** Begin **

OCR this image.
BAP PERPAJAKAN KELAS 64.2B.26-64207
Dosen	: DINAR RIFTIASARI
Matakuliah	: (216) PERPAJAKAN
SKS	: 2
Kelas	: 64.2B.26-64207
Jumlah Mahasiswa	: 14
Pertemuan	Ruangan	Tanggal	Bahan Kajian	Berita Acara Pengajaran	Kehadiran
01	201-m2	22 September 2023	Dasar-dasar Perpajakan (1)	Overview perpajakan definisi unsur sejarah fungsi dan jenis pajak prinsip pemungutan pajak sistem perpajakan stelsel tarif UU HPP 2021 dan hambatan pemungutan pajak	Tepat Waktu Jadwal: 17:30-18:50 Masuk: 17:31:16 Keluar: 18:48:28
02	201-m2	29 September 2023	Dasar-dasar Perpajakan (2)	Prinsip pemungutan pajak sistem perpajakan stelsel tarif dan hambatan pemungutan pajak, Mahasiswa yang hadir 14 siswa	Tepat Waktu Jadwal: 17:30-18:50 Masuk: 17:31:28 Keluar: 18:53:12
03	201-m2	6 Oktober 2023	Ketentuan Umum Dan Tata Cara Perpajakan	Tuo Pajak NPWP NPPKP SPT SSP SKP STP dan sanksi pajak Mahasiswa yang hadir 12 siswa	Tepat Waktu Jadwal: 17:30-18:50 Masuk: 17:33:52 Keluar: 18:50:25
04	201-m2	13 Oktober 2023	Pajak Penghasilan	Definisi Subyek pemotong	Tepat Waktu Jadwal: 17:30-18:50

** End **

Written instruction. Check each line of the entries for the string "Mahasiswa". Copy the lines that have it.

Task answer.
Jumlah Mahasiswa	: 14
02	201-m2	29 September 2023	Dasar-dasar Perpajakan (2)	Prinsip pemungutan pajak sistem perpajakan stelsel tarif dan hambatan pemungutan pajak, Mahasiswa yang hadir 14 siswa	Tepat Waktu Jadwal: 17:30-18:50 Masuk: 17:31:28 Keluar: 18:53:12
03	201-m2	6 Oktober 2023	Ketentuan Umum Dan Tata Cara Perpajakan	Tuo Pajak NPWP NPPKP SPT SSP SKP STP dan sanksi pajak Mahasiswa yang hadir 12 siswa	Tepat Waktu Jadwal: 17:30-18:50 Masuk: 17:33:52 Keluar: 18:50:25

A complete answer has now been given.